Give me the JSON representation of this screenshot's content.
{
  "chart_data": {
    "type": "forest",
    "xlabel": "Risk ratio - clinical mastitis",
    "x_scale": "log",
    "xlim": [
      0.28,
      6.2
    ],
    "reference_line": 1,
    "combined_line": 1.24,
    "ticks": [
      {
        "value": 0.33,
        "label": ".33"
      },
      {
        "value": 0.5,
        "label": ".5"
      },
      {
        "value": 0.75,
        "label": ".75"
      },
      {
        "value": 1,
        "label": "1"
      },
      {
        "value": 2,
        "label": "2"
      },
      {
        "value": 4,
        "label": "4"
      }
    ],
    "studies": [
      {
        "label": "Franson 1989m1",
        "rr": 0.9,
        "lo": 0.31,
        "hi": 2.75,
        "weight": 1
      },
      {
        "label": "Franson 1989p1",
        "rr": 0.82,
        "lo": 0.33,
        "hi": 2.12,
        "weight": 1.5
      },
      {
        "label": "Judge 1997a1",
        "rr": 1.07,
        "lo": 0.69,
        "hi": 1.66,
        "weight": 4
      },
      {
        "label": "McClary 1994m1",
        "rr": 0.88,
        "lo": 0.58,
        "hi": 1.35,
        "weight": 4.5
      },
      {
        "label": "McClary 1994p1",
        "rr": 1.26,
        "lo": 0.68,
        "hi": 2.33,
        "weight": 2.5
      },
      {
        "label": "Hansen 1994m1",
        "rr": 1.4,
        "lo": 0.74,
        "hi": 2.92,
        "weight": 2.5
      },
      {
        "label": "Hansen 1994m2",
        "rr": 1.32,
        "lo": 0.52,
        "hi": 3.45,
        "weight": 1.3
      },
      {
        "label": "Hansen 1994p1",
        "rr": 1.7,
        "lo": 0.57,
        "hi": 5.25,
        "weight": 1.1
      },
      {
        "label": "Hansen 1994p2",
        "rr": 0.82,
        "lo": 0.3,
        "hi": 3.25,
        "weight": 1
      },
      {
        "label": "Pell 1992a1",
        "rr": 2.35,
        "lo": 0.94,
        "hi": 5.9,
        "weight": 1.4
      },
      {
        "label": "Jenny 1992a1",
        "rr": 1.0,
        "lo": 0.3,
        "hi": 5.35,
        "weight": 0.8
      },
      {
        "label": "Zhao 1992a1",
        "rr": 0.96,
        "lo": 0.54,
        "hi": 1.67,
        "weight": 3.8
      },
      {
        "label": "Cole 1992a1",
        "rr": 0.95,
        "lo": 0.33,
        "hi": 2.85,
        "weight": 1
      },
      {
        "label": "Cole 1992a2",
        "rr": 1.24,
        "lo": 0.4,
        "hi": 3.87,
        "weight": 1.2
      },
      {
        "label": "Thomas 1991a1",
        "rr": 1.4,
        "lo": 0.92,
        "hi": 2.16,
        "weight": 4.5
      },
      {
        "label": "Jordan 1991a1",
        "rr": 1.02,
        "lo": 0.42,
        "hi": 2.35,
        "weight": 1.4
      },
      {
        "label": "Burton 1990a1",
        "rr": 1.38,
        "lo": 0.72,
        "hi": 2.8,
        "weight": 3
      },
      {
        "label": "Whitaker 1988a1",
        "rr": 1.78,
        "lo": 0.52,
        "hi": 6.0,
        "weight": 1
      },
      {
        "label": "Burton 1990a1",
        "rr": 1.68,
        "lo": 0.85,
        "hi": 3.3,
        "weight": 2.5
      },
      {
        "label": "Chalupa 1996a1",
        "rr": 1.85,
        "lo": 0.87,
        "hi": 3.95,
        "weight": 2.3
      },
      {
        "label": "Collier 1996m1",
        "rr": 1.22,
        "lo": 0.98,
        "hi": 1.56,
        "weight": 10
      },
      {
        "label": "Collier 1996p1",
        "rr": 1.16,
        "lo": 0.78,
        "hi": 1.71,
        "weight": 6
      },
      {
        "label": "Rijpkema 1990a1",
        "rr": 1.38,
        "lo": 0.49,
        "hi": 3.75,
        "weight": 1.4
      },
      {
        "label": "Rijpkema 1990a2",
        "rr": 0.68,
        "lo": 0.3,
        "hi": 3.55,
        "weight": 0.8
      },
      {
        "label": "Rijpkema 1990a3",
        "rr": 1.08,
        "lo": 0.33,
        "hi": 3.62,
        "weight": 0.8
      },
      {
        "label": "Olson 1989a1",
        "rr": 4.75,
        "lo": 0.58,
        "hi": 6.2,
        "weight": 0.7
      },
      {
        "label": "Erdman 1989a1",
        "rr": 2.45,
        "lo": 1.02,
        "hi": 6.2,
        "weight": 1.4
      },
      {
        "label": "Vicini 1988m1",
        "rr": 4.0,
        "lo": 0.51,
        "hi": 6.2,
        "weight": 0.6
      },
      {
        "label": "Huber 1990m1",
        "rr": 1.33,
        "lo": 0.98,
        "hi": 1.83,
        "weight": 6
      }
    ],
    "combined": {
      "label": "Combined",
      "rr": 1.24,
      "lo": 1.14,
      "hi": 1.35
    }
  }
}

• Instructions to follow: Of the lines above, copy each that contains "Cole".

• Solved problem:
        "label": "Cole 1992a1",
        "label": "Cole 1992a2",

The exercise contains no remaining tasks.